[Start]

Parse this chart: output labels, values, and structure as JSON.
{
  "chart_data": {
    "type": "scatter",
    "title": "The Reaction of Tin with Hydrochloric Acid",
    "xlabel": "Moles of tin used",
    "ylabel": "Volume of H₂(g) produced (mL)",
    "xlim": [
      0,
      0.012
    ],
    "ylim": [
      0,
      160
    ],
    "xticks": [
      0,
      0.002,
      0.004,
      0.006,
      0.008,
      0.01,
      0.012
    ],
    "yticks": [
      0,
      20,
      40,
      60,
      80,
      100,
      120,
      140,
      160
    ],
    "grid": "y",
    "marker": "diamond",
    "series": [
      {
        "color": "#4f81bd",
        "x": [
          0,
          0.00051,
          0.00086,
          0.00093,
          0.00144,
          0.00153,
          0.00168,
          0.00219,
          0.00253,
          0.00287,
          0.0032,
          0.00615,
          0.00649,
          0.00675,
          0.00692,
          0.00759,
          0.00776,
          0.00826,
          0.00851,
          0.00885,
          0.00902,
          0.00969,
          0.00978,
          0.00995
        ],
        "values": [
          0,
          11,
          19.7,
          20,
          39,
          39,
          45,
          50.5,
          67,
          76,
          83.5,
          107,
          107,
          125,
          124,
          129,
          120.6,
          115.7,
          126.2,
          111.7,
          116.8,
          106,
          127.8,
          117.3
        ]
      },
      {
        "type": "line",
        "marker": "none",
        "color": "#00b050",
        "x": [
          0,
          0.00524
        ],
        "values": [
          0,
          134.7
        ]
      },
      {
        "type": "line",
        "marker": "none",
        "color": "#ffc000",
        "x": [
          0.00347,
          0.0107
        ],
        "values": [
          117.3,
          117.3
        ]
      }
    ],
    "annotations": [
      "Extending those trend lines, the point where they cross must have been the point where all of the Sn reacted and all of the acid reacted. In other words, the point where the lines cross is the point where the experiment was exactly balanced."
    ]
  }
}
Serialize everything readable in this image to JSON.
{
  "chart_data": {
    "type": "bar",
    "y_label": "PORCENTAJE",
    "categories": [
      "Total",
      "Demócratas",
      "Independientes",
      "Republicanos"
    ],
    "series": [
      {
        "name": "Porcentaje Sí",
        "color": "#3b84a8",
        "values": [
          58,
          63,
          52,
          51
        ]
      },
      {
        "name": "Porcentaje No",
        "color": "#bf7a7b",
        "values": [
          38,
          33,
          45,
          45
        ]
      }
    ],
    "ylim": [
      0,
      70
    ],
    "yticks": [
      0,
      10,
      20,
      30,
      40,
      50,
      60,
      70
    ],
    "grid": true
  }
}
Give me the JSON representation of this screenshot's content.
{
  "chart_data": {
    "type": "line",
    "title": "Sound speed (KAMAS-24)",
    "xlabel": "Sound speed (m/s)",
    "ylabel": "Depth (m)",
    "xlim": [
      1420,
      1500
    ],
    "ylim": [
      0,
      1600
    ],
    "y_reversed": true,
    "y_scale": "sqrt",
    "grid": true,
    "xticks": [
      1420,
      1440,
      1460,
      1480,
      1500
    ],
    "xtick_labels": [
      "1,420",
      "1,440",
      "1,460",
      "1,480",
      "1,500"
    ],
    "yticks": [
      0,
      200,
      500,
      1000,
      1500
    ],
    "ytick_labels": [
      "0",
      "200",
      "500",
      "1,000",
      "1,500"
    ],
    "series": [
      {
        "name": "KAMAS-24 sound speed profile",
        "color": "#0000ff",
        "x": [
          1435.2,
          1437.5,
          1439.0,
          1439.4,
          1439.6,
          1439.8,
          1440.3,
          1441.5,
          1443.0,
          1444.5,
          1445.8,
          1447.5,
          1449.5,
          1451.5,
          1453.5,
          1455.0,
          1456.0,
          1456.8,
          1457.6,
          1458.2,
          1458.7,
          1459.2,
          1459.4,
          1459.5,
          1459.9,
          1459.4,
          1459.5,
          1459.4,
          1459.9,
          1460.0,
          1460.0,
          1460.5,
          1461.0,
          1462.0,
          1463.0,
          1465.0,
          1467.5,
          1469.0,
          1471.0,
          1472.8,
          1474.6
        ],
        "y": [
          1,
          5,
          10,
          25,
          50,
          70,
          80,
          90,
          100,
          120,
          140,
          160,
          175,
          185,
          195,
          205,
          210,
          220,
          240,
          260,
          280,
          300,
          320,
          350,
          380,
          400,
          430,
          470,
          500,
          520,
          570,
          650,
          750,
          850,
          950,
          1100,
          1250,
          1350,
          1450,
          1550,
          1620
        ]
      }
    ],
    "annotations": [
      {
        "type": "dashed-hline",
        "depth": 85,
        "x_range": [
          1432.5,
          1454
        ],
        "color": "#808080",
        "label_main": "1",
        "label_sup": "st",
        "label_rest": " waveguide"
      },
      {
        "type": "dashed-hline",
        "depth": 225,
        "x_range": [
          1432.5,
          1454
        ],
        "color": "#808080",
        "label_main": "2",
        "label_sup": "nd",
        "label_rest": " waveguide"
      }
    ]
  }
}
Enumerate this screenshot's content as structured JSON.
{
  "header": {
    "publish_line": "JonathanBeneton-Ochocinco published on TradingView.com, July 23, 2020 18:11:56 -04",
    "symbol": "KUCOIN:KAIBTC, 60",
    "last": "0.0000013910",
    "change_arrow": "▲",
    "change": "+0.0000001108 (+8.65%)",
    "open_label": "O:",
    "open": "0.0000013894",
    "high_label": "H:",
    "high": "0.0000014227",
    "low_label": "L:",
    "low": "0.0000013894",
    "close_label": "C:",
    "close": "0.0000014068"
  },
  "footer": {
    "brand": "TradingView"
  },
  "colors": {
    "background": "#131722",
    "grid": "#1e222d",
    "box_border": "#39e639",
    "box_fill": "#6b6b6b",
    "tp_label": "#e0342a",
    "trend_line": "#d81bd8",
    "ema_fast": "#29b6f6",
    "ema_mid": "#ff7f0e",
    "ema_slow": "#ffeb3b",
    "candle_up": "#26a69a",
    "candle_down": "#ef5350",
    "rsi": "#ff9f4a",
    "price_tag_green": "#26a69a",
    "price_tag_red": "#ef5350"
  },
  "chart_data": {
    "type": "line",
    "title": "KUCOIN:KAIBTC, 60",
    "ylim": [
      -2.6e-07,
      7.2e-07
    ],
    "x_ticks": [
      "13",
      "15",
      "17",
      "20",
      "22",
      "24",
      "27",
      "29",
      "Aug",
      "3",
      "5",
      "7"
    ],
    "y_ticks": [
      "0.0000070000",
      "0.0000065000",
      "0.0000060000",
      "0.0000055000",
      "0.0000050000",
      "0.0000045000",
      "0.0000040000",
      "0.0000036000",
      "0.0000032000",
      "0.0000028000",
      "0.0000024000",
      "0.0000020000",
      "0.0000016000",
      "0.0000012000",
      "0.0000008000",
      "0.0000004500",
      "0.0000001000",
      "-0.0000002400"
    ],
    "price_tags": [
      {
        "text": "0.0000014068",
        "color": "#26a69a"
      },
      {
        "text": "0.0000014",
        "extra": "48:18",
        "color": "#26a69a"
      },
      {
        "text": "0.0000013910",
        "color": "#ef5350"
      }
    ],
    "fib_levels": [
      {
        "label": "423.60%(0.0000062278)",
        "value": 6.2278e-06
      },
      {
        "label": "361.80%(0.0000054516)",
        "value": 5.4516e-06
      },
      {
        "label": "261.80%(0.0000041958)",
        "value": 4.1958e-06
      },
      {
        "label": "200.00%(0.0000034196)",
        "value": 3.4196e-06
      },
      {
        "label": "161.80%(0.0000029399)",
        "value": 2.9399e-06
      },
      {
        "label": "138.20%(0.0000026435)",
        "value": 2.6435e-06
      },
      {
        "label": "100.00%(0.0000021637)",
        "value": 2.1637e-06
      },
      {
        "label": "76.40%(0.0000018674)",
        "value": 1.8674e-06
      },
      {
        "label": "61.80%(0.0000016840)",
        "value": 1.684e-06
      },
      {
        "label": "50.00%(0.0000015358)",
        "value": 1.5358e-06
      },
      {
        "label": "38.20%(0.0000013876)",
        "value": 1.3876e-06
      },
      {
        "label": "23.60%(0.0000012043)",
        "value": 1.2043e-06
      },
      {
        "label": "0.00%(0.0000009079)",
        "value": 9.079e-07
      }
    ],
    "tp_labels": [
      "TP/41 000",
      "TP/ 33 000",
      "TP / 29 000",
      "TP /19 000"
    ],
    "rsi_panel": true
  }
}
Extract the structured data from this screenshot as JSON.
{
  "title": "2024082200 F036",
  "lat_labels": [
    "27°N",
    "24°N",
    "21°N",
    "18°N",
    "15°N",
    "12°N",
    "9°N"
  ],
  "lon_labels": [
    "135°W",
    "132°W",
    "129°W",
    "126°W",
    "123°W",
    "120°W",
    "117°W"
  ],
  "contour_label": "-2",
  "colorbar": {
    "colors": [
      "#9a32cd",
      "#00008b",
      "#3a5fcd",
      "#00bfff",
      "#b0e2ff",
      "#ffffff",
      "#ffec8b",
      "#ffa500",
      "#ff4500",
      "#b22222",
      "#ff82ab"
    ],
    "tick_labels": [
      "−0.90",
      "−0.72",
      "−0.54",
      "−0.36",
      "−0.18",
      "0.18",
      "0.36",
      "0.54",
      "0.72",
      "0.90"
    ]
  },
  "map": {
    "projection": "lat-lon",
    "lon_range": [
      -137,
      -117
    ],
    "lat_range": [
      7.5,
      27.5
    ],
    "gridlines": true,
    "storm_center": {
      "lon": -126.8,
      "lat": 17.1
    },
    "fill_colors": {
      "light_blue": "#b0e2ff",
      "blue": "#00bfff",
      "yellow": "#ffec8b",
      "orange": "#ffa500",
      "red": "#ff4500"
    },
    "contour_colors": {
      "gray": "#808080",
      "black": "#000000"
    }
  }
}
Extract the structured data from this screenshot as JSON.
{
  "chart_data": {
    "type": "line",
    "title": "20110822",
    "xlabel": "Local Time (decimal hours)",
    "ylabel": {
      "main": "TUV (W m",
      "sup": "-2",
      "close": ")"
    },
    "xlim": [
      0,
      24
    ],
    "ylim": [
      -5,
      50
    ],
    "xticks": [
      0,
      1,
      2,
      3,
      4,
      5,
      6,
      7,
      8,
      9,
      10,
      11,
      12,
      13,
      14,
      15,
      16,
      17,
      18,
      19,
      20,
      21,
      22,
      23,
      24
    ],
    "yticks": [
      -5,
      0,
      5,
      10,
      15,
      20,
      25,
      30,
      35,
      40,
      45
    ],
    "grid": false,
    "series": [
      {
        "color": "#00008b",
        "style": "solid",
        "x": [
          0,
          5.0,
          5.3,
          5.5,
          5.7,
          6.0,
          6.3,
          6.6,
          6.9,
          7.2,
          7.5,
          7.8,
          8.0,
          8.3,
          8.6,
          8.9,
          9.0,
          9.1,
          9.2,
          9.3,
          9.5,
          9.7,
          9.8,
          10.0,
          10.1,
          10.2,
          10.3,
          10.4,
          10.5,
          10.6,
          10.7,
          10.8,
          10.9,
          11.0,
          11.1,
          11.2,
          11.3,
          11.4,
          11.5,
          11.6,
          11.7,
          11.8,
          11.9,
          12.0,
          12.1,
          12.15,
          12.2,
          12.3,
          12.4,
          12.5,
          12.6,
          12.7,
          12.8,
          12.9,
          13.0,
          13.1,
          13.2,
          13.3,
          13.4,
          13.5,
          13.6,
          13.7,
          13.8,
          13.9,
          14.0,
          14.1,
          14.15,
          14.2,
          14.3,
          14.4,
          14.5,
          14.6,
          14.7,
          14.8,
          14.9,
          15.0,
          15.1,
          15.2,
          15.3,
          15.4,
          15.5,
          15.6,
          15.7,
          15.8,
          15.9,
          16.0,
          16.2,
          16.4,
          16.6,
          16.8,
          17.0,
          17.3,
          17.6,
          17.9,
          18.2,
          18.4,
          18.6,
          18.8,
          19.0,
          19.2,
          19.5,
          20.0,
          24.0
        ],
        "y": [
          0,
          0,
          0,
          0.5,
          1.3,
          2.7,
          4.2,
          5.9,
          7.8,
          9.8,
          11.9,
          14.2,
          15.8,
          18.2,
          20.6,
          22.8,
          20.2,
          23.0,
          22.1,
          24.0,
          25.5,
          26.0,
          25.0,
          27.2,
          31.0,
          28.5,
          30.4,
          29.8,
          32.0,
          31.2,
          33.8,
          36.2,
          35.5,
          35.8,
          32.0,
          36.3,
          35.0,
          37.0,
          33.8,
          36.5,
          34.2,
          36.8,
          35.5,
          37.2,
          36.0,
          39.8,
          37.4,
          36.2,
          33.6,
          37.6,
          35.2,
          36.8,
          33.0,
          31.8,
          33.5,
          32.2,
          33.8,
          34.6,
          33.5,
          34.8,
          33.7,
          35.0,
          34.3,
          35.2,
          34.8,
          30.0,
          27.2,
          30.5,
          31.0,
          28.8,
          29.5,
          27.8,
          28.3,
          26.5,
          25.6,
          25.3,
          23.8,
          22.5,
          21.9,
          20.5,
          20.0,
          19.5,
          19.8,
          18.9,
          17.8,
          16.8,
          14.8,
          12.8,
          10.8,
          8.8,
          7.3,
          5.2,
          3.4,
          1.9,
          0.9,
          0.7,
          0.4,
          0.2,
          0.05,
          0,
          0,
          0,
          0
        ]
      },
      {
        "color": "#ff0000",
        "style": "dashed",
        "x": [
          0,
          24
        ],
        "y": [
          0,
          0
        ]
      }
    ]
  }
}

[End]

Task directions —
For each line in the data above that contains the string "ylabel", extract the line.

Output of the task —
    "ylabel": "Volume of H₂(g) produced (mL)",
    "ylabel": "Depth (m)",
    "ylabel": {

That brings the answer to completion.